____ Records to use
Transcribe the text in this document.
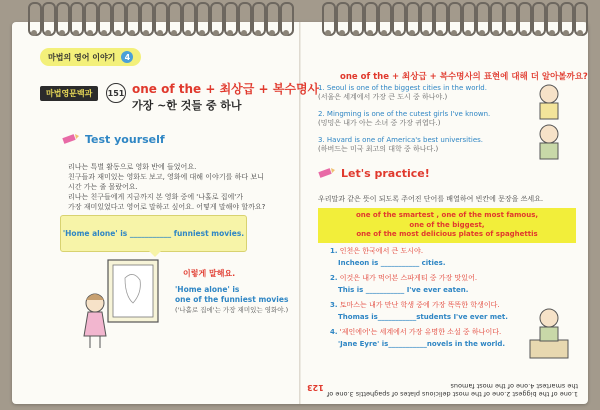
마법의 영어 이야기	4
마법영문백과	151 one of the + 최상급 + 복수명사
가장 ~한 것들 중 하나
Test yourself
리나는 특별 활동으로 영화 반에 들었어요.
친구들과 재미있는 영화도 보고, 영화에 대해 이야기를 하다 보니
시간 가는 줄 몰랐어요.
리나는 친구들에게 지금까지 본 영화 중에 '나홀로 집에'가
가장 재미있었다고 영어로 말하고 싶어요. 어떻게 말해야 할까요?
'Home alone' is ___________ funniest movies.
이렇게 말해요.
'Home alone' is
one of the funniest movies
('나홀로 집에'는 가장 재미있는 영화야.)
one of the + 최상급 + 복수명사의 표현에 대해 더 알아볼까요?
1. Seoul is one of the biggest cities in the world.
(서울은 세계에서 가장 큰 도시 중 하나야.)
2. Mingming is one of the cutest girls I've known.
(밍밍은 내가 아는 소녀 중 가장 귀엽다.)
3. Havard is one of America's best universities.
(하버드는 미국 최고의 대학 중 하나다.)
Let's practice!
우리말과 같은 뜻이 되도록 주어진 단어를 배열하여 빈칸에 문장을 쓰세요.
one of the smartest , one of the most famous,
one of the biggest,
one of the most delicious plates of spaghettis
1. 인천은 한국에서 큰 도시야.
Incheon is ___________ cities.
2. 이것은 내가 먹어본 스파게티 중 가장 맛있어.
This is ___________ I've ever eaten.
3. 토마스는 내가 만난 학생 중에 가장 똑똑한 학생이다.
Thomas is___________students I've ever met.
4. '제인에어'는 세계에서 가장 유명한 소설 중 하나이다.
'Jane Eyre' is___________novels in the world.
1.one of the biggest 2.one of the most delicious plates of spaghettis 3.one of the smartest 4.one of the most famous
123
________
» **Work required**: Print each of the records above exactly as written, leaving no picture in the copy.

» **Result**:
Transcribe the text in this document.
마법의 영어 이야기	4
마법영문백과	151 one of the + 최상급 + 복수명사
가장 ~한 것들 중 하나
Test yourself
리나는 특별 활동으로 영화 반에 들었어요.
친구들과 재미있는 영화도 보고, 영화에 대해 이야기를 하다 보니
시간 가는 줄 몰랐어요.
리나는 친구들에게 지금까지 본 영화 중에 '나홀로 집에'가
가장 재미있었다고 영어로 말하고 싶어요. 어떻게 말해야 할까요?
'Home alone' is ___________ funniest movies.
이렇게 말해요.
'Home alone' is
one of the funniest movies
('나홀로 집에'는 가장 재미있는 영화야.)
one of the + 최상급 + 복수명사의 표현에 대해 더 알아볼까요?
1. Seoul is one of the biggest cities in the world.
(서울은 세계에서 가장 큰 도시 중 하나야.)
2. Mingming is one of the cutest girls I've known.
(밍밍은 내가 아는 소녀 중 가장 귀엽다.)
3. Havard is one of America's best universities.
(하버드는 미국 최고의 대학 중 하나다.)
Let's practice!
우리말과 같은 뜻이 되도록 주어진 단어를 배열하여 빈칸에 문장을 쓰세요.
one of the smartest , one of the most famous,
one of the biggest,
one of the most delicious plates of spaghettis
1. 인천은 한국에서 큰 도시야.
Incheon is ___________ cities.
2. 이것은 내가 먹어본 스파게티 중 가장 맛있어.
This is ___________ I've ever eaten.
3. 토마스는 내가 만난 학생 중에 가장 똑똑한 학생이다.
Thomas is___________students I've ever met.
4. '제인에어'는 세계에서 가장 유명한 소설 중 하나이다.
'Jane Eyre' is___________novels in the world.
1.one of the biggest 2.one of the most delicious plates of spaghettis 3.one of the smartest 4.one of the most famous
123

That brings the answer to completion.